▶ GIVEN EXERCISE
Print the portion of the data below that opens with the line containing "Patent image size: (931, 569)." and closes with the line containing "The cut area boundary 50 is at (190, 87).", reproducing those lines without any change.

(Saved entries)
* * * * * * *
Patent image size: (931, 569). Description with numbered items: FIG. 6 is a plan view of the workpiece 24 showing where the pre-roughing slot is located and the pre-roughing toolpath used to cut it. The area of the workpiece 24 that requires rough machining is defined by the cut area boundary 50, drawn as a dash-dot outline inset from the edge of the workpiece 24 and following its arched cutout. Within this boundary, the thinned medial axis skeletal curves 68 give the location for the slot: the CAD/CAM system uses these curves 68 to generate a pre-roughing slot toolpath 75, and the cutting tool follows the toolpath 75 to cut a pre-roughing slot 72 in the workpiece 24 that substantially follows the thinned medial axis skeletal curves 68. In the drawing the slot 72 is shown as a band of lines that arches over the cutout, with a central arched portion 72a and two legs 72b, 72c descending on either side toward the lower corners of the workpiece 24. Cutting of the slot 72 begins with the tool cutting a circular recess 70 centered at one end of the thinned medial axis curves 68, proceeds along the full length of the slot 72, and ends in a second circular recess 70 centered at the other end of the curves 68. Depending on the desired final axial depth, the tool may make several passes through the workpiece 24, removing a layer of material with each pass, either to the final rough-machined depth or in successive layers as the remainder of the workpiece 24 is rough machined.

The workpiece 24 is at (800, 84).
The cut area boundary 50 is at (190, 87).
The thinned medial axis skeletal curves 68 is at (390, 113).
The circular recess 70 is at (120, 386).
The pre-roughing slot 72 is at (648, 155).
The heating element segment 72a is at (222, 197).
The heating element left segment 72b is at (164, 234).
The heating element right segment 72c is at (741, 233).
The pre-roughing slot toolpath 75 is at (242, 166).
* * * * * * *
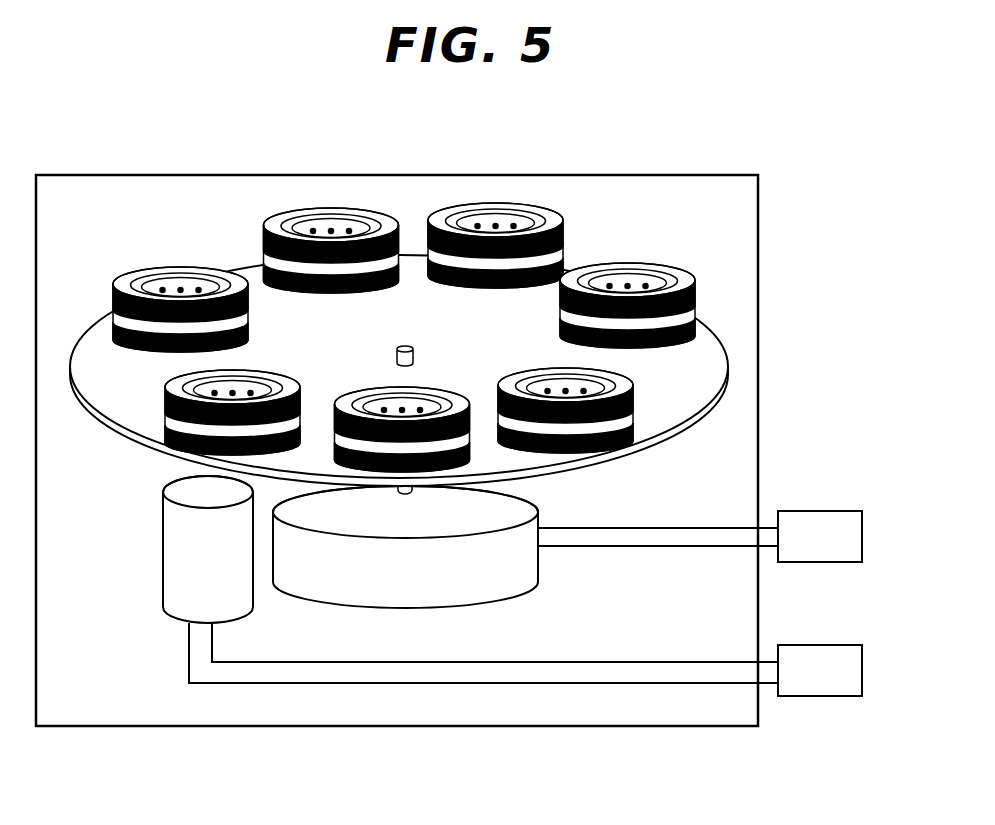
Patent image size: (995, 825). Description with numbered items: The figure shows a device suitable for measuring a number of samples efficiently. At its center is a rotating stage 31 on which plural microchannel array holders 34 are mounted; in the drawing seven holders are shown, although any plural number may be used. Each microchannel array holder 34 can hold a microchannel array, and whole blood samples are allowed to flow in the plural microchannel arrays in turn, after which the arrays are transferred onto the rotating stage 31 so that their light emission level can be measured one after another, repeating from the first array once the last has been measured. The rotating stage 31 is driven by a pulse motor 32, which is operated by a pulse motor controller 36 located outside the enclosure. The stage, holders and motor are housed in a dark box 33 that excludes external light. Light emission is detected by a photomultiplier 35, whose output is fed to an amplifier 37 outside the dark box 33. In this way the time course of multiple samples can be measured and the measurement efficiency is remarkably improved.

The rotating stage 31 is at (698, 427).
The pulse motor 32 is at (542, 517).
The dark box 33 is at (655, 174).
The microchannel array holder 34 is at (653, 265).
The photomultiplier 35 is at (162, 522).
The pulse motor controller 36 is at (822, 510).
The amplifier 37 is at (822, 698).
* * * * * * *
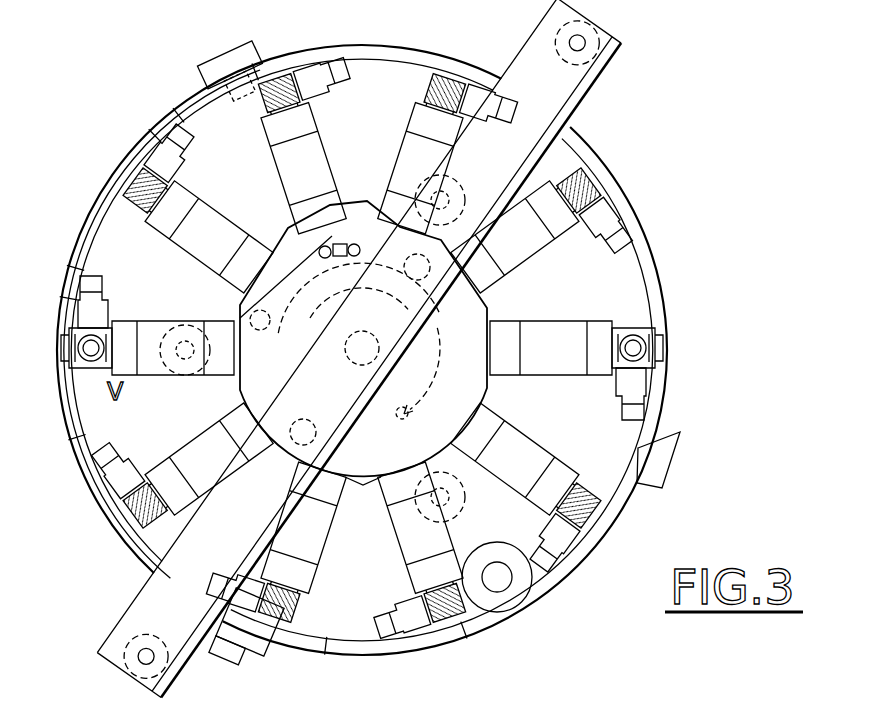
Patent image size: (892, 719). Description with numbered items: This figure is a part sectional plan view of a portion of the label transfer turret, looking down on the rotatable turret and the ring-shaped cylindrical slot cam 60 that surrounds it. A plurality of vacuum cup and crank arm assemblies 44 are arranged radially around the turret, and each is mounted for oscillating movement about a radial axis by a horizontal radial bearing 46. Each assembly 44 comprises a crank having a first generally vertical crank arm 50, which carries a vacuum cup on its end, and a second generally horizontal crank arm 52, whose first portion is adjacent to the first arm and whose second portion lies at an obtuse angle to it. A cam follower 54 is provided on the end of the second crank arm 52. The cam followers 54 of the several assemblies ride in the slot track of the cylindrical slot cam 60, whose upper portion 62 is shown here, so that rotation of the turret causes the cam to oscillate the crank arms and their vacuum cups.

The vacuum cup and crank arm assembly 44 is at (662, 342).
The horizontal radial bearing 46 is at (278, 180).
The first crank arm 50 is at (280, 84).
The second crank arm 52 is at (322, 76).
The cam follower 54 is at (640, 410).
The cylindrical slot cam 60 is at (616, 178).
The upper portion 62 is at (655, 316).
* * * * * * *
▶ PROBLEM SOLUTION
Patent image size: (931, 569). Description with numbered items: FIG. 6 is a plan view of the workpiece 24 showing where the pre-roughing slot is located and the pre-roughing toolpath used to cut it. The area of the workpiece 24 that requires rough machining is defined by the cut area boundary 50, drawn as a dash-dot outline inset from the edge of the workpiece 24 and following its arched cutout. Within this boundary, the thinned medial axis skeletal curves 68 give the location for the slot: the CAD/CAM system uses these curves 68 to generate a pre-roughing slot toolpath 75, and the cutting tool follows the toolpath 75 to cut a pre-roughing slot 72 in the workpiece 24 that substantially follows the thinned medial axis skeletal curves 68. In the drawing the slot 72 is shown as a band of lines that arches over the cutout, with a central arched portion 72a and two legs 72b, 72c descending on either side toward the lower corners of the workpiece 24. Cutting of the slot 72 begins with the tool cutting a circular recess 70 centered at one end of the thinned medial axis curves 68, proceeds along the full length of the slot 72, and ends in a second circular recess 70 centered at the other end of the curves 68. Depending on the desired final axial depth, the tool may make several passes through the workpiece 24, removing a layer of material with each pass, either to the final rough-machined depth or in successive layers as the remainder of the workpiece 24 is rough machined.

The workpiece 24 is at (800, 84).
The cut area boundary 50 is at (190, 87).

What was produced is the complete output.